[Begin SUPPLIED INFORMATION]
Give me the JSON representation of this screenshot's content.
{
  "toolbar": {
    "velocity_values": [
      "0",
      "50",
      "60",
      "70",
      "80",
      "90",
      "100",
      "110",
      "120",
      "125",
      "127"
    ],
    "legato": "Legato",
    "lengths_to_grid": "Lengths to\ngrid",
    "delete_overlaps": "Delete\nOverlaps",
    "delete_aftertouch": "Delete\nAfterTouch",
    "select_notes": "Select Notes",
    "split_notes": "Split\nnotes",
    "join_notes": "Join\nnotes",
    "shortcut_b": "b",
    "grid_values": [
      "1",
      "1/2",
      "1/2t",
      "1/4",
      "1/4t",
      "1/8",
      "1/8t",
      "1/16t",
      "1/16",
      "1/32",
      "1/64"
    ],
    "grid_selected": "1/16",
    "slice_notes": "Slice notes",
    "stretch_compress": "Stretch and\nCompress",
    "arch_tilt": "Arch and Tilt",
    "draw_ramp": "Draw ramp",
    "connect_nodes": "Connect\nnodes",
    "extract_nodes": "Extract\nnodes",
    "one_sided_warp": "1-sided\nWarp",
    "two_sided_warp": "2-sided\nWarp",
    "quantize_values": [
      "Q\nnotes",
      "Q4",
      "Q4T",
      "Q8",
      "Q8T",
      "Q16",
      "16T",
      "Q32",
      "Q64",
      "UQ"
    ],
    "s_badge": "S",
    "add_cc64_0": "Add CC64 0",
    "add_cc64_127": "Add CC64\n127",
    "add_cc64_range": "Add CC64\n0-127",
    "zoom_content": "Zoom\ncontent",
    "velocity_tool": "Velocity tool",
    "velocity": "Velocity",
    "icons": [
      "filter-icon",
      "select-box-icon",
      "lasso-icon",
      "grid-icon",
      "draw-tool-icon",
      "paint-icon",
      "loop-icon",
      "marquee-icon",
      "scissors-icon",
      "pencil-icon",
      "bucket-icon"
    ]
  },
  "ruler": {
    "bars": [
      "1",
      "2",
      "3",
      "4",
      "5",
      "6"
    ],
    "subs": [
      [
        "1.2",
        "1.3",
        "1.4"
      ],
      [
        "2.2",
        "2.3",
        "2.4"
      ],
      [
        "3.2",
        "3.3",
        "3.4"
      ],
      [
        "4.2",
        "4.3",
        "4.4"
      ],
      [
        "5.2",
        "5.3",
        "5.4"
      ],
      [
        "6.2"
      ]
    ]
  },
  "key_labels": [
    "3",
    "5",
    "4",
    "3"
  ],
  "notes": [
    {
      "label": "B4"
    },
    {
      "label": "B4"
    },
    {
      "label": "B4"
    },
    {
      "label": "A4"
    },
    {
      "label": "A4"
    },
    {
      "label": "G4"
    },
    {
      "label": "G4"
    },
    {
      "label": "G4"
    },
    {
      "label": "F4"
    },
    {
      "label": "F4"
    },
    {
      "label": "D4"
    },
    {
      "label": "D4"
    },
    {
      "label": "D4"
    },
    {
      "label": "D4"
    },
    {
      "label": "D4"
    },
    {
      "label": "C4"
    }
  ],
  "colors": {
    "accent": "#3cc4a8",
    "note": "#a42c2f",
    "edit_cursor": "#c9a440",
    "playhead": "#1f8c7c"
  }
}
[End SUPPLIED INFORMATION]
EXERCISE DESCRIPTION:
Reproduce each record exactly as it appears.

THE REPLY:
Give me the JSON representation of this screenshot's content.
{
  "toolbar": {
    "velocity_values": [
      "0",
      "50",
      "60",
      "70",
      "80",
      "90",
      "100",
      "110",
      "120",
      "125",
      "127"
    ],
    "legato": "Legato",
    "lengths_to_grid": "Lengths to\ngrid",
    "delete_overlaps": "Delete\nOverlaps",
    "delete_aftertouch": "Delete\nAfterTouch",
    "select_notes": "Select Notes",
    "split_notes": "Split\nnotes",
    "join_notes": "Join\nnotes",
    "shortcut_b": "b",
    "grid_values": [
      "1",
      "1/2",
      "1/2t",
      "1/4",
      "1/4t",
      "1/8",
      "1/8t",
      "1/16t",
      "1/16",
      "1/32",
      "1/64"
    ],
    "grid_selected": "1/16",
    "slice_notes": "Slice notes",
    "stretch_compress": "Stretch and\nCompress",
    "arch_tilt": "Arch and Tilt",
    "draw_ramp": "Draw ramp",
    "connect_nodes": "Connect\nnodes",
    "extract_nodes": "Extract\nnodes",
    "one_sided_warp": "1-sided\nWarp",
    "two_sided_warp": "2-sided\nWarp",
    "quantize_values": [
      "Q\nnotes",
      "Q4",
      "Q4T",
      "Q8",
      "Q8T",
      "Q16",
      "16T",
      "Q32",
      "Q64",
      "UQ"
    ],
    "s_badge": "S",
    "add_cc64_0": "Add CC64 0",
    "add_cc64_127": "Add CC64\n127",
    "add_cc64_range": "Add CC64\n0-127",
    "zoom_content": "Zoom\ncontent",
    "velocity_tool": "Velocity tool",
    "velocity": "Velocity",
    "icons": [
      "filter-icon",
      "select-box-icon",
      "lasso-icon",
      "grid-icon",
      "draw-tool-icon",
      "paint-icon",
      "loop-icon",
      "marquee-icon",
      "scissors-icon",
      "pencil-icon",
      "bucket-icon"
    ]
  },
  "ruler": {
    "bars": [
      "1",
      "2",
      "3",
      "4",
      "5",
      "6"
    ],
    "subs": [
      [
        "1.2",
        "1.3",
        "1.4"
      ],
      [
        "2.2",
        "2.3",
        "2.4"
      ],
      [
        "3.2",
        "3.3",
        "3.4"
      ],
      [
        "4.2",
        "4.3",
        "4.4"
      ],
      [
        "5.2",
        "5.3",
        "5.4"
      ],
      [
        "6.2"
      ]
    ]
  },
  "key_labels": [
    "3",
    "5",
    "4",
    "3"
  ],
  "notes": [
    {
      "label": "B4"
    },
    {
      "label": "B4"
    },
    {
      "label": "B4"
    },
    {
      "label": "A4"
    },
    {
      "label": "A4"
    },
    {
      "label": "G4"
    },
    {
      "label": "G4"
    },
    {
      "label": "G4"
    },
    {
      "label": "F4"
    },
    {
      "label": "F4"
    },
    {
      "label": "D4"
    },
    {
      "label": "D4"
    },
    {
      "label": "D4"
    },
    {
      "label": "D4"
    },
    {
      "label": "D4"
    },
    {
      "label": "C4"
    }
  ],
  "colors": {
    "accent": "#3cc4a8",
    "note": "#a42c2f",
    "edit_cursor": "#c9a440",
    "playhead": "#1f8c7c"
  }
}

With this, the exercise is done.